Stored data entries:
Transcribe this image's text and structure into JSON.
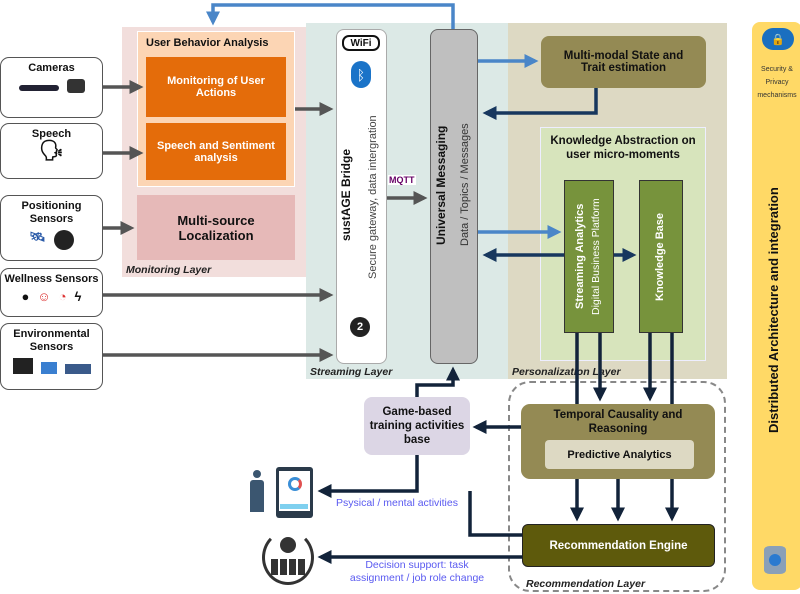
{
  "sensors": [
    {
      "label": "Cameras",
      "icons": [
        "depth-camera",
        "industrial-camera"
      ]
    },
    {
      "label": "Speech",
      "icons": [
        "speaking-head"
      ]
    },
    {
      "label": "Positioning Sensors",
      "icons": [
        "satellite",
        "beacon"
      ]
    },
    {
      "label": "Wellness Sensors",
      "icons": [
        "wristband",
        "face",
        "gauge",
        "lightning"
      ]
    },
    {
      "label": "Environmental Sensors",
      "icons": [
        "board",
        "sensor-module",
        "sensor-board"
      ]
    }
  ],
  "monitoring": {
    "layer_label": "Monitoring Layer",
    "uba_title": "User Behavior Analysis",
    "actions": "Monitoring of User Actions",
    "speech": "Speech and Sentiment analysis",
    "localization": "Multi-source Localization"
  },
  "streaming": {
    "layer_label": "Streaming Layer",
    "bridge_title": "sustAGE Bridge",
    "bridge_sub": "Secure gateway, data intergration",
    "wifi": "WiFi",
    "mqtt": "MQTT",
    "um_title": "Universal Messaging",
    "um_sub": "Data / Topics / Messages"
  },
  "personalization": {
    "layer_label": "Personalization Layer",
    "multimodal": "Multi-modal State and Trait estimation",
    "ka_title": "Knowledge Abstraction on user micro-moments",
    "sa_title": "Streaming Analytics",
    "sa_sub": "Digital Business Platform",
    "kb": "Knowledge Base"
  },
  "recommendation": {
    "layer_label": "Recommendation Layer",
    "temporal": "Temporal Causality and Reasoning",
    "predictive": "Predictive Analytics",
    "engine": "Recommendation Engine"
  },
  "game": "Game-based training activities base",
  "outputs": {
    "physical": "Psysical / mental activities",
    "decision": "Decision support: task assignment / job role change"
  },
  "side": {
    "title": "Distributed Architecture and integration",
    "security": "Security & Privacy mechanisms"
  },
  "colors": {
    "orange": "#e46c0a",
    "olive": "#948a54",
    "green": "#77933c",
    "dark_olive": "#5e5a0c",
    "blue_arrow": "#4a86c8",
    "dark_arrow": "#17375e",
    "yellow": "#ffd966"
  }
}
==
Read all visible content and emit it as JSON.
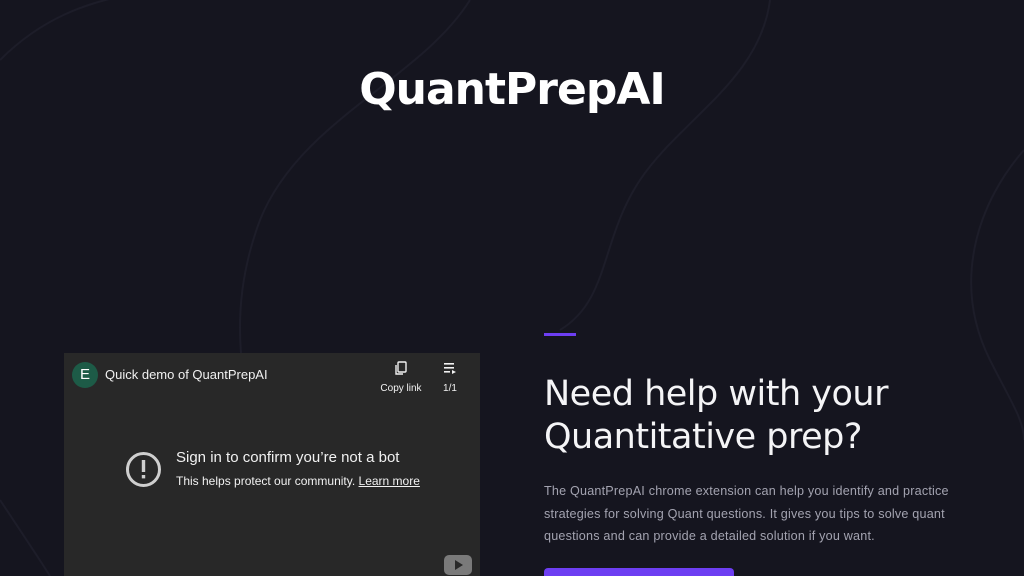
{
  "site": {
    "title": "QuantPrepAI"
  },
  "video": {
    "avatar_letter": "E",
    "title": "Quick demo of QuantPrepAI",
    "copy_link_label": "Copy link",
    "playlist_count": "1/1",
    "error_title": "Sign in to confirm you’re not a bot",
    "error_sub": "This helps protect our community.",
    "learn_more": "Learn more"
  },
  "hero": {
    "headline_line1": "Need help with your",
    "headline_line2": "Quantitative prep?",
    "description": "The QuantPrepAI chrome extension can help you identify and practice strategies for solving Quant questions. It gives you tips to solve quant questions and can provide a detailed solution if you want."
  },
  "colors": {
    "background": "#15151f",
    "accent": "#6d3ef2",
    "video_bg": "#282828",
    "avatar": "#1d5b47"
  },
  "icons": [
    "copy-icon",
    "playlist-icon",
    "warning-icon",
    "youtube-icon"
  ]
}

• **TASK DESCRIPTION**
Copy each line from the records above that includes the string "activities".

• **EXERCISE SOLUTION**
  "game": "Game-based training activities base",
    "physical": "Psysical / mental activities",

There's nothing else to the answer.